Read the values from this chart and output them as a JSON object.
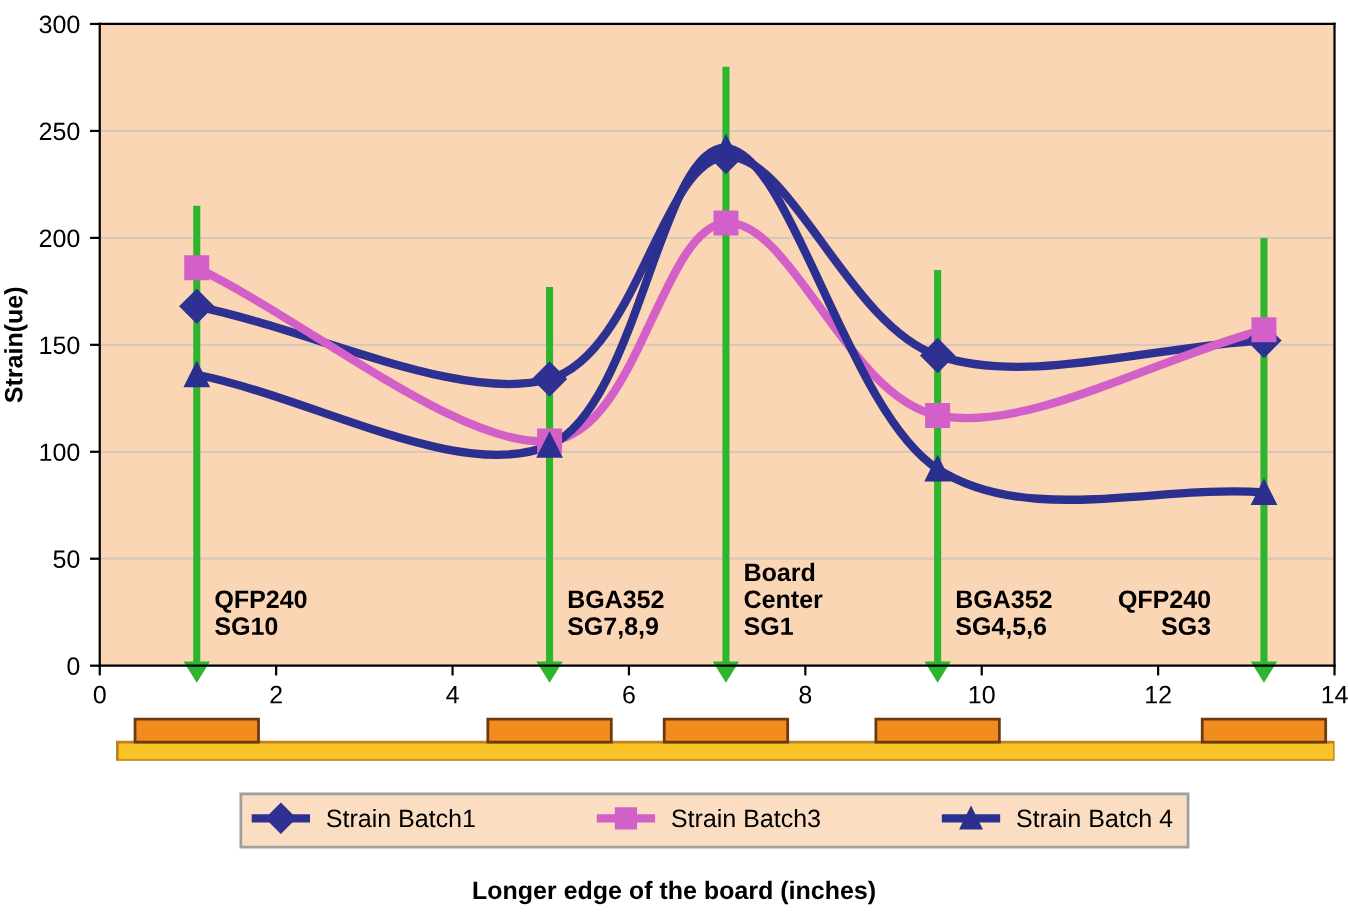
{
  "chart_data": {
    "type": "line",
    "ylabel": "Strain(ue)",
    "x": [
      1.1,
      5.1,
      7.1,
      9.5,
      13.2
    ],
    "series": [
      {
        "name": "Strain Batch1",
        "color": "#2e3192",
        "marker": "diamond",
        "values": [
          168,
          134,
          238,
          145,
          152
        ]
      },
      {
        "name": "Strain Batch3",
        "color": "#d35fc8",
        "marker": "square",
        "values": [
          186,
          105,
          207,
          117,
          157
        ]
      },
      {
        "name": "Strain Batch 4",
        "color": "#2b2f8f",
        "marker": "triangle",
        "values": [
          136,
          103,
          242,
          92,
          81
        ]
      }
    ],
    "xlim": [
      0,
      14
    ],
    "xticks": [
      0,
      2,
      4,
      6,
      8,
      10,
      12,
      14
    ],
    "ylim": [
      0,
      300
    ],
    "yticks": [
      0,
      50,
      100,
      150,
      200,
      250,
      300
    ],
    "grid": "y",
    "legend": "bottom",
    "annotations": [
      "QFP240\nSG10",
      "BGA352\nSG7,8,9",
      "Board\nCenter\nSG1",
      "BGA352\nSG4,5,6",
      "QFP240\nSG3",
      "Longer edge of the board (inches)"
    ]
  }
}
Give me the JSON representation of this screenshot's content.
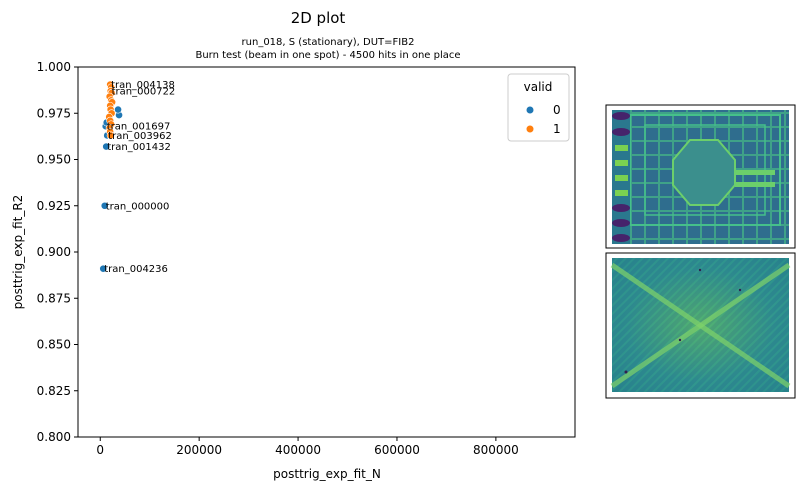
{
  "chart_data": {
    "type": "scatter",
    "title": "2D plot",
    "subtitle_lines": [
      "run_018, S (stationary), DUT=FIB2",
      "Burn test (beam in one spot) - 4500 hits in one place"
    ],
    "xlabel": "posttrig_exp_fit_N",
    "ylabel": "posttrig_exp_fit_R2",
    "xlim": [
      -45000,
      960000
    ],
    "ylim": [
      0.8,
      1.0
    ],
    "x_ticks": [
      0,
      200000,
      400000,
      600000,
      800000
    ],
    "x_tick_labels": [
      "0",
      "200000",
      "400000",
      "600000",
      "800000"
    ],
    "y_ticks": [
      0.8,
      0.825,
      0.85,
      0.875,
      0.9,
      0.925,
      0.95,
      0.975,
      1.0
    ],
    "y_tick_labels": [
      "0.800",
      "0.825",
      "0.850",
      "0.875",
      "0.900",
      "0.925",
      "0.950",
      "0.975",
      "1.000"
    ],
    "grid": false,
    "legend": {
      "title": "valid",
      "placement": "top-right",
      "entries": [
        {
          "label": "0",
          "color": "#1f77b4"
        },
        {
          "label": "1",
          "color": "#ff7f0e"
        }
      ]
    },
    "series": [
      {
        "name": "0",
        "color": "#1f77b4",
        "points": [
          {
            "x": 9000,
            "y": 0.925,
            "label": "tran_000000"
          },
          {
            "x": 6000,
            "y": 0.891,
            "label": "tran_004236"
          },
          {
            "x": 12000,
            "y": 0.957,
            "label": "tran_001432"
          },
          {
            "x": 14000,
            "y": 0.963,
            "label": "tran_003962"
          },
          {
            "x": 11000,
            "y": 0.968,
            "label": "tran_001697"
          },
          {
            "x": 13000,
            "y": 0.97
          },
          {
            "x": 38000,
            "y": 0.974
          },
          {
            "x": 36000,
            "y": 0.977
          }
        ]
      },
      {
        "name": "1",
        "color": "#ff7f0e",
        "points": [
          {
            "x": 20000,
            "y": 0.9905,
            "label": "tran_004138"
          },
          {
            "x": 22000,
            "y": 0.989
          },
          {
            "x": 21000,
            "y": 0.987,
            "label": "tran_000722"
          },
          {
            "x": 23000,
            "y": 0.986
          },
          {
            "x": 19000,
            "y": 0.984
          },
          {
            "x": 22000,
            "y": 0.982
          },
          {
            "x": 24000,
            "y": 0.981
          },
          {
            "x": 20000,
            "y": 0.979
          },
          {
            "x": 21000,
            "y": 0.977
          },
          {
            "x": 23000,
            "y": 0.975
          },
          {
            "x": 18000,
            "y": 0.973
          },
          {
            "x": 20000,
            "y": 0.971
          },
          {
            "x": 22000,
            "y": 0.969
          },
          {
            "x": 19000,
            "y": 0.967
          },
          {
            "x": 20000,
            "y": 0.965
          },
          {
            "x": 21000,
            "y": 0.963
          }
        ]
      }
    ],
    "insets": [
      {
        "type": "image",
        "colormap": "viridis"
      },
      {
        "type": "image",
        "colormap": "viridis"
      }
    ]
  }
}
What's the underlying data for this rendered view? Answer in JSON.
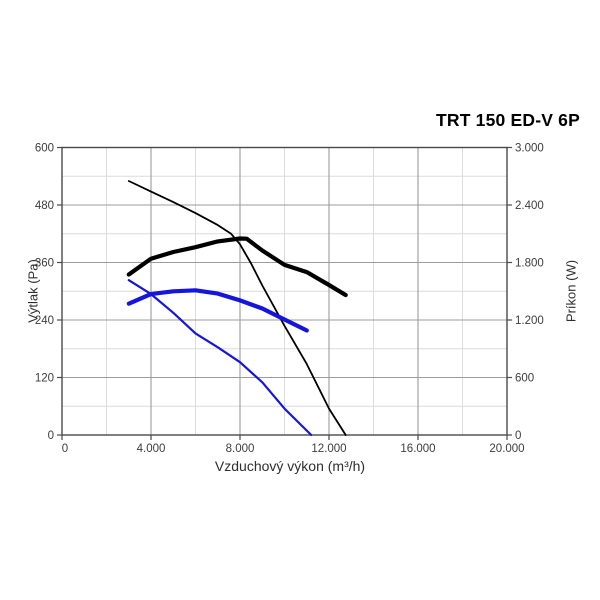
{
  "chart_data": {
    "type": "line",
    "title": "TRT 150 ED-V 6P",
    "xlabel": "Vzduchový výkon (m³/h)",
    "ylabel_left": "Výtlak (Pa)",
    "ylabel_right": "Príkon (W)",
    "xlim": [
      0,
      20000
    ],
    "ylim_left": [
      0,
      600
    ],
    "ylim_right": [
      0,
      3000
    ],
    "grid": true,
    "legend": "none",
    "x_ticks": {
      "values": [
        0,
        4000,
        8000,
        12000,
        16000,
        20000
      ],
      "labels": [
        "0",
        "4.000",
        "8.000",
        "12.000",
        "16.000",
        "20.000"
      ]
    },
    "x_minor": [
      2000,
      6000,
      10000,
      14000,
      18000
    ],
    "left_ticks": {
      "values": [
        0,
        120,
        240,
        360,
        480,
        600
      ],
      "labels": [
        "0",
        "120",
        "240",
        "360",
        "480",
        "600"
      ]
    },
    "left_minor": [
      60,
      180,
      300,
      420,
      540
    ],
    "right_ticks": {
      "values": [
        0,
        600,
        1200,
        1800,
        2400,
        3000
      ],
      "labels": [
        "0",
        "600",
        "1.200",
        "1.800",
        "2.400",
        "3.000"
      ]
    },
    "colors": {
      "high_speed": "#000000",
      "low_speed": "#1515dd",
      "grid_minor": "#dcdcdc",
      "grid_major": "#9b9b9b",
      "frame": "#4a4a4a",
      "tick_text": "#3d3d3d"
    },
    "series": [
      {
        "name": "pressure-high-speed",
        "axis": "left",
        "units": "Pa",
        "color": "#000000",
        "width": 1.8,
        "x": [
          3000,
          4000,
          5000,
          6000,
          7000,
          7600,
          8000,
          8500,
          9000,
          10000,
          11000,
          12000,
          12750
        ],
        "y": [
          530,
          508,
          486,
          463,
          438,
          420,
          398,
          358,
          312,
          228,
          148,
          55,
          0
        ]
      },
      {
        "name": "power-high-speed",
        "axis": "right",
        "units": "W",
        "color": "#000000",
        "width": 4.2,
        "x": [
          3000,
          4000,
          5000,
          6000,
          7000,
          8000,
          8300,
          9000,
          10000,
          11000,
          12000,
          12750
        ],
        "y": [
          1675,
          1840,
          1910,
          1960,
          2020,
          2050,
          2048,
          1925,
          1775,
          1700,
          1565,
          1460
        ]
      },
      {
        "name": "power-low-speed",
        "axis": "right",
        "units": "W",
        "color": "#1515dd",
        "width": 4.2,
        "x": [
          3000,
          4000,
          5000,
          6000,
          7000,
          8000,
          9000,
          10000,
          11000
        ],
        "y": [
          1370,
          1470,
          1500,
          1510,
          1475,
          1405,
          1320,
          1205,
          1090
        ]
      },
      {
        "name": "pressure-low-speed",
        "axis": "left",
        "units": "Pa",
        "color": "#1515dd",
        "width": 2.2,
        "x": [
          3000,
          4000,
          5000,
          6000,
          7000,
          8000,
          9000,
          10000,
          11200
        ],
        "y": [
          323,
          294,
          255,
          212,
          183,
          152,
          110,
          55,
          0
        ]
      }
    ]
  }
}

------------------------

▸ Goal
Copy all the data exactly as written, but skip any picture.

▸ Reply to the exercise
Read the values from this chart and output them as a JSON object.
{
  "chart_data": {
    "type": "line",
    "ylabel": "Strain(ue)",
    "x": [
      1.1,
      5.1,
      7.1,
      9.5,
      13.2
    ],
    "series": [
      {
        "name": "Strain Batch1",
        "color": "#2e3192",
        "marker": "diamond",
        "values": [
          168,
          134,
          238,
          145,
          152
        ]
      },
      {
        "name": "Strain Batch3",
        "color": "#d35fc8",
        "marker": "square",
        "values": [
          186,
          105,
          207,
          117,
          157
        ]
      },
      {
        "name": "Strain Batch 4",
        "color": "#2b2f8f",
        "marker": "triangle",
        "values": [
          136,
          103,
          242,
          92,
          81
        ]
      }
    ],
    "xlim": [
      0,
      14
    ],
    "xticks": [
      0,
      2,
      4,
      6,
      8,
      10,
      12,
      14
    ],
    "ylim": [
      0,
      300
    ],
    "yticks": [
      0,
      50,
      100,
      150,
      200,
      250,
      300
    ],
    "grid": "y",
    "legend": "bottom",
    "annotations": [
      "QFP240\nSG10",
      "BGA352\nSG7,8,9",
      "Board\nCenter\nSG1",
      "BGA352\nSG4,5,6",
      "QFP240\nSG3",
      "Longer edge of the board (inches)"
    ]
  }
}
Give me the JSON representation of this screenshot's content.
{
  "chart_data": {
    "type": "scatter",
    "title": "2D plot",
    "subtitle_lines": [
      "run_018, S (stationary), DUT=FIB2",
      "Burn test (beam in one spot) - 4500 hits in one place"
    ],
    "xlabel": "posttrig_exp_fit_N",
    "ylabel": "posttrig_exp_fit_R2",
    "xlim": [
      -45000,
      960000
    ],
    "ylim": [
      0.8,
      1.0
    ],
    "x_ticks": [
      0,
      200000,
      400000,
      600000,
      800000
    ],
    "x_tick_labels": [
      "0",
      "200000",
      "400000",
      "600000",
      "800000"
    ],
    "y_ticks": [
      0.8,
      0.825,
      0.85,
      0.875,
      0.9,
      0.925,
      0.95,
      0.975,
      1.0
    ],
    "y_tick_labels": [
      "0.800",
      "0.825",
      "0.850",
      "0.875",
      "0.900",
      "0.925",
      "0.950",
      "0.975",
      "1.000"
    ],
    "grid": false,
    "legend": {
      "title": "valid",
      "placement": "top-right",
      "entries": [
        {
          "label": "0",
          "color": "#1f77b4"
        },
        {
          "label": "1",
          "color": "#ff7f0e"
        }
      ]
    },
    "series": [
      {
        "name": "0",
        "color": "#1f77b4",
        "points": [
          {
            "x": 9000,
            "y": 0.925,
            "label": "tran_000000"
          },
          {
            "x": 6000,
            "y": 0.891,
            "label": "tran_004236"
          },
          {
            "x": 12000,
            "y": 0.957,
            "label": "tran_001432"
          },
          {
            "x": 14000,
            "y": 0.963,
            "label": "tran_003962"
          },
          {
            "x": 11000,
            "y": 0.968,
            "label": "tran_001697"
          },
          {
            "x": 13000,
            "y": 0.97
          },
          {
            "x": 38000,
            "y": 0.974
          },
          {
            "x": 36000,
            "y": 0.977
          }
        ]
      },
      {
        "name": "1",
        "color": "#ff7f0e",
        "points": [
          {
            "x": 20000,
            "y": 0.9905,
            "label": "tran_004138"
          },
          {
            "x": 22000,
            "y": 0.989
          },
          {
            "x": 21000,
            "y": 0.987,
            "label": "tran_000722"
          },
          {
            "x": 23000,
            "y": 0.986
          },
          {
            "x": 19000,
            "y": 0.984
          },
          {
            "x": 22000,
            "y": 0.982
          },
          {
            "x": 24000,
            "y": 0.981
          },
          {
            "x": 20000,
            "y": 0.979
          },
          {
            "x": 21000,
            "y": 0.977
          },
          {
            "x": 23000,
            "y": 0.975
          },
          {
            "x": 18000,
            "y": 0.973
          },
          {
            "x": 20000,
            "y": 0.971
          },
          {
            "x": 22000,
            "y": 0.969
          },
          {
            "x": 19000,
            "y": 0.967
          },
          {
            "x": 20000,
            "y": 0.965
          },
          {
            "x": 21000,
            "y": 0.963
          }
        ]
      }
    ],
    "insets": [
      {
        "type": "image",
        "colormap": "viridis"
      },
      {
        "type": "image",
        "colormap": "viridis"
      }
    ]
  }
}
What's the underlying data for this rendered view? Answer in JSON.
{
  "chart_data": {
    "type": "line",
    "title": "TRT 150 ED-V 6P",
    "xlabel": "Vzduchový výkon (m³/h)",
    "ylabel_left": "Výtlak (Pa)",
    "ylabel_right": "Príkon (W)",
    "xlim": [
      0,
      20000
    ],
    "ylim_left": [
      0,
      600
    ],
    "ylim_right": [
      0,
      3000
    ],
    "grid": true,
    "legend": "none",
    "x_ticks": {
      "values": [
        0,
        4000,
        8000,
        12000,
        16000,
        20000
      ],
      "labels": [
        "0",
        "4.000",
        "8.000",
        "12.000",
        "16.000",
        "20.000"
      ]
    },
    "x_minor": [
      2000,
      6000,
      10000,
      14000,
      18000
    ],
    "left_ticks": {
      "values": [
        0,
        120,
        240,
        360,
        480,
        600
      ],
      "labels": [
        "0",
        "120",
        "240",
        "360",
        "480",
        "600"
      ]
    },
    "left_minor": [
      60,
      180,
      300,
      420,
      540
    ],
    "right_ticks": {
      "values": [
        0,
        600,
        1200,
        1800,
        2400,
        3000
      ],
      "labels": [
        "0",
        "600",
        "1.200",
        "1.800",
        "2.400",
        "3.000"
      ]
    },
    "colors": {
      "high_speed": "#000000",
      "low_speed": "#1515dd",
      "grid_minor": "#dcdcdc",
      "grid_major": "#9b9b9b",
      "frame": "#4a4a4a",
      "tick_text": "#3d3d3d"
    },
    "series": [
      {
        "name": "pressure-high-speed",
        "axis": "left",
        "units": "Pa",
        "color": "#000000",
        "width": 1.8,
        "x": [
          3000,
          4000,
          5000,
          6000,
          7000,
          7600,
          8000,
          8500,
          9000,
          10000,
          11000,
          12000,
          12750
        ],
        "y": [
          530,
          508,
          486,
          463,
          438,
          420,
          398,
          358,
          312,
          228,
          148,
          55,
          0
        ]
      },
      {
        "name": "power-high-speed",
        "axis": "right",
        "units": "W",
        "color": "#000000",
        "width": 4.2,
        "x": [
          3000,
          4000,
          5000,
          6000,
          7000,
          8000,
          8300,
          9000,
          10000,
          11000,
          12000,
          12750
        ],
        "y": [
          1675,
          1840,
          1910,
          1960,
          2020,
          2050,
          2048,
          1925,
          1775,
          1700,
          1565,
          1460
        ]
      },
      {
        "name": "power-low-speed",
        "axis": "right",
        "units": "W",
        "color": "#1515dd",
        "width": 4.2,
        "x": [
          3000,
          4000,
          5000,
          6000,
          7000,
          8000,
          9000,
          10000,
          11000
        ],
        "y": [
          1370,
          1470,
          1500,
          1510,
          1475,
          1405,
          1320,
          1205,
          1090
        ]
      },
      {
        "name": "pressure-low-speed",
        "axis": "left",
        "units": "Pa",
        "color": "#1515dd",
        "width": 2.2,
        "x": [
          3000,
          4000,
          5000,
          6000,
          7000,
          8000,
          9000,
          10000,
          11200
        ],
        "y": [
          323,
          294,
          255,
          212,
          183,
          152,
          110,
          55,
          0
        ]
      }
    ]
  }
}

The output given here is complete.